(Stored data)

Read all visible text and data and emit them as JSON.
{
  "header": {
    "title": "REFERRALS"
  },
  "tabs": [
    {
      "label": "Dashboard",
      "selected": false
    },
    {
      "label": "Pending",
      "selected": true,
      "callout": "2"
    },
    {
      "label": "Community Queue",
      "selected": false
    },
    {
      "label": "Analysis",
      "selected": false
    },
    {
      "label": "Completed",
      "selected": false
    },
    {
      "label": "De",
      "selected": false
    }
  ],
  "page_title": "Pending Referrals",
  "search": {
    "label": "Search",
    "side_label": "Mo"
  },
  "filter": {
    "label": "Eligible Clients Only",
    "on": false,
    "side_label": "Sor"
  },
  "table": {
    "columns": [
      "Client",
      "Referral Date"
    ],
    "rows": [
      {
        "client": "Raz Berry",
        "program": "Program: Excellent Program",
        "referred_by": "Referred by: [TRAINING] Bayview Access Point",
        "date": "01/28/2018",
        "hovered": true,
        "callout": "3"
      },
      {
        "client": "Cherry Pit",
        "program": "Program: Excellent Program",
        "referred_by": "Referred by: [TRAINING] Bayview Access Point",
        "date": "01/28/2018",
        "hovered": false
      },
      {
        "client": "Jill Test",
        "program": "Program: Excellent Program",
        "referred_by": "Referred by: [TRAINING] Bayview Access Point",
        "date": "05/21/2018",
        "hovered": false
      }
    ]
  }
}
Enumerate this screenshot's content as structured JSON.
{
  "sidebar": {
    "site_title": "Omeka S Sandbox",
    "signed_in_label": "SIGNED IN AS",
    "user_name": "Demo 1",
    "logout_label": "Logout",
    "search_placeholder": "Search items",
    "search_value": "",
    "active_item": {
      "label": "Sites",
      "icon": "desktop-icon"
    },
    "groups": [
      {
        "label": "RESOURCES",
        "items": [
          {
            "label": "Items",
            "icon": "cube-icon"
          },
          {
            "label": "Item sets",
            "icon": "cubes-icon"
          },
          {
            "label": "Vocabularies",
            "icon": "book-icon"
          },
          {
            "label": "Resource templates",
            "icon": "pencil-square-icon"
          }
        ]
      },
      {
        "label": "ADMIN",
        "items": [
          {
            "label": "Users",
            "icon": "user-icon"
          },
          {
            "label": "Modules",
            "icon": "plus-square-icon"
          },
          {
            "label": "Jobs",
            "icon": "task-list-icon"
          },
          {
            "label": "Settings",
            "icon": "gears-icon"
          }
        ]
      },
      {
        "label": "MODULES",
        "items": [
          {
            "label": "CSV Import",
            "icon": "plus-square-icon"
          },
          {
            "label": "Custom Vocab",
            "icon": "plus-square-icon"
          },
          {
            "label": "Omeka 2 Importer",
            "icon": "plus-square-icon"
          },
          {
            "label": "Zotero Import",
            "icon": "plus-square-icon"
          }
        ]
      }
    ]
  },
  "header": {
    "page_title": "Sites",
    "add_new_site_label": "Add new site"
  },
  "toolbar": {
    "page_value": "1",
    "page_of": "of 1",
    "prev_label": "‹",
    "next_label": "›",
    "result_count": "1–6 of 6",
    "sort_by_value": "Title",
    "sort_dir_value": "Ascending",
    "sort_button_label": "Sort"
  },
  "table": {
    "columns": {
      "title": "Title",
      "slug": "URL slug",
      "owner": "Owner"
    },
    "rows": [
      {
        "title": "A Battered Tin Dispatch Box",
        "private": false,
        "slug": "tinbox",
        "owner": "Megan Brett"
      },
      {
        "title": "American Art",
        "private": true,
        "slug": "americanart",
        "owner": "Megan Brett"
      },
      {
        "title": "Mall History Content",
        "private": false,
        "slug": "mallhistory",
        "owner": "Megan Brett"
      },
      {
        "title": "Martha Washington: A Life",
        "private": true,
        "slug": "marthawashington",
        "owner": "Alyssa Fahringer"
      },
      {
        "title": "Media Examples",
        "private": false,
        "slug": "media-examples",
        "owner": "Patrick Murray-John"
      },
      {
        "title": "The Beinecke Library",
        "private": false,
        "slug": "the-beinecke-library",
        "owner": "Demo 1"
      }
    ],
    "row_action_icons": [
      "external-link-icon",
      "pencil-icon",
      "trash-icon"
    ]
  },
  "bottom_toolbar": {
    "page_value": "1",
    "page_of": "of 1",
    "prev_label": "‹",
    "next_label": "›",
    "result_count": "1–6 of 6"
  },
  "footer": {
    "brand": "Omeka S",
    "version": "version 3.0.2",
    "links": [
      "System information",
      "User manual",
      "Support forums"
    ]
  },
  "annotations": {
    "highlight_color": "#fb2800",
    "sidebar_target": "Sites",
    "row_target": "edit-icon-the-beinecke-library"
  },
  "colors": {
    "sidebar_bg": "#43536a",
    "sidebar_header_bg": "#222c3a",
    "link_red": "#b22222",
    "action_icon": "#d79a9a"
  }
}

**REQUIRED TASK**
Repeat every entry word for word.

**ANSWER IN FULL**
Read all visible text and data and emit them as JSON.
{
  "header": {
    "title": "REFERRALS"
  },
  "tabs": [
    {
      "label": "Dashboard",
      "selected": false
    },
    {
      "label": "Pending",
      "selected": true,
      "callout": "2"
    },
    {
      "label": "Community Queue",
      "selected": false
    },
    {
      "label": "Analysis",
      "selected": false
    },
    {
      "label": "Completed",
      "selected": false
    },
    {
      "label": "De",
      "selected": false
    }
  ],
  "page_title": "Pending Referrals",
  "search": {
    "label": "Search",
    "side_label": "Mo"
  },
  "filter": {
    "label": "Eligible Clients Only",
    "on": false,
    "side_label": "Sor"
  },
  "table": {
    "columns": [
      "Client",
      "Referral Date"
    ],
    "rows": [
      {
        "client": "Raz Berry",
        "program": "Program: Excellent Program",
        "referred_by": "Referred by: [TRAINING] Bayview Access Point",
        "date": "01/28/2018",
        "hovered": true,
        "callout": "3"
      },
      {
        "client": "Cherry Pit",
        "program": "Program: Excellent Program",
        "referred_by": "Referred by: [TRAINING] Bayview Access Point",
        "date": "01/28/2018",
        "hovered": false
      },
      {
        "client": "Jill Test",
        "program": "Program: Excellent Program",
        "referred_by": "Referred by: [TRAINING] Bayview Access Point",
        "date": "05/21/2018",
        "hovered": false
      }
    ]
  }
}
Enumerate this screenshot's content as structured JSON.
{
  "sidebar": {
    "site_title": "Omeka S Sandbox",
    "signed_in_label": "SIGNED IN AS",
    "user_name": "Demo 1",
    "logout_label": "Logout",
    "search_placeholder": "Search items",
    "search_value": "",
    "active_item": {
      "label": "Sites",
      "icon": "desktop-icon"
    },
    "groups": [
      {
        "label": "RESOURCES",
        "items": [
          {
            "label": "Items",
            "icon": "cube-icon"
          },
          {
            "label": "Item sets",
            "icon": "cubes-icon"
          },
          {
            "label": "Vocabularies",
            "icon": "book-icon"
          },
          {
            "label": "Resource templates",
            "icon": "pencil-square-icon"
          }
        ]
      },
      {
        "label": "ADMIN",
        "items": [
          {
            "label": "Users",
            "icon": "user-icon"
          },
          {
            "label": "Modules",
            "icon": "plus-square-icon"
          },
          {
            "label": "Jobs",
            "icon": "task-list-icon"
          },
          {
            "label": "Settings",
            "icon": "gears-icon"
          }
        ]
      },
      {
        "label": "MODULES",
        "items": [
          {
            "label": "CSV Import",
            "icon": "plus-square-icon"
          },
          {
            "label": "Custom Vocab",
            "icon": "plus-square-icon"
          },
          {
            "label": "Omeka 2 Importer",
            "icon": "plus-square-icon"
          },
          {
            "label": "Zotero Import",
            "icon": "plus-square-icon"
          }
        ]
      }
    ]
  },
  "header": {
    "page_title": "Sites",
    "add_new_site_label": "Add new site"
  },
  "toolbar": {
    "page_value": "1",
    "page_of": "of 1",
    "prev_label": "‹",
    "next_label": "›",
    "result_count": "1–6 of 6",
    "sort_by_value": "Title",
    "sort_dir_value": "Ascending",
    "sort_button_label": "Sort"
  },
  "table": {
    "columns": {
      "title": "Title",
      "slug": "URL slug",
      "owner": "Owner"
    },
    "rows": [
      {
        "title": "A Battered Tin Dispatch Box",
        "private": false,
        "slug": "tinbox",
        "owner": "Megan Brett"
      },
      {
        "title": "American Art",
        "private": true,
        "slug": "americanart",
        "owner": "Megan Brett"
      },
      {
        "title": "Mall History Content",
        "private": false,
        "slug": "mallhistory",
        "owner": "Megan Brett"
      },
      {
        "title": "Martha Washington: A Life",
        "private": true,
        "slug": "marthawashington",
        "owner": "Alyssa Fahringer"
      },
      {
        "title": "Media Examples",
        "private": false,
        "slug": "media-examples",
        "owner": "Patrick Murray-John"
      },
      {
        "title": "The Beinecke Library",
        "private": false,
        "slug": "the-beinecke-library",
        "owner": "Demo 1"
      }
    ],
    "row_action_icons": [
      "external-link-icon",
      "pencil-icon",
      "trash-icon"
    ]
  },
  "bottom_toolbar": {
    "page_value": "1",
    "page_of": "of 1",
    "prev_label": "‹",
    "next_label": "›",
    "result_count": "1–6 of 6"
  },
  "footer": {
    "brand": "Omeka S",
    "version": "version 3.0.2",
    "links": [
      "System information",
      "User manual",
      "Support forums"
    ]
  },
  "annotations": {
    "highlight_color": "#fb2800",
    "sidebar_target": "Sites",
    "row_target": "edit-icon-the-beinecke-library"
  },
  "colors": {
    "sidebar_bg": "#43536a",
    "sidebar_header_bg": "#222c3a",
    "link_red": "#b22222",
    "action_icon": "#d79a9a"
  }
}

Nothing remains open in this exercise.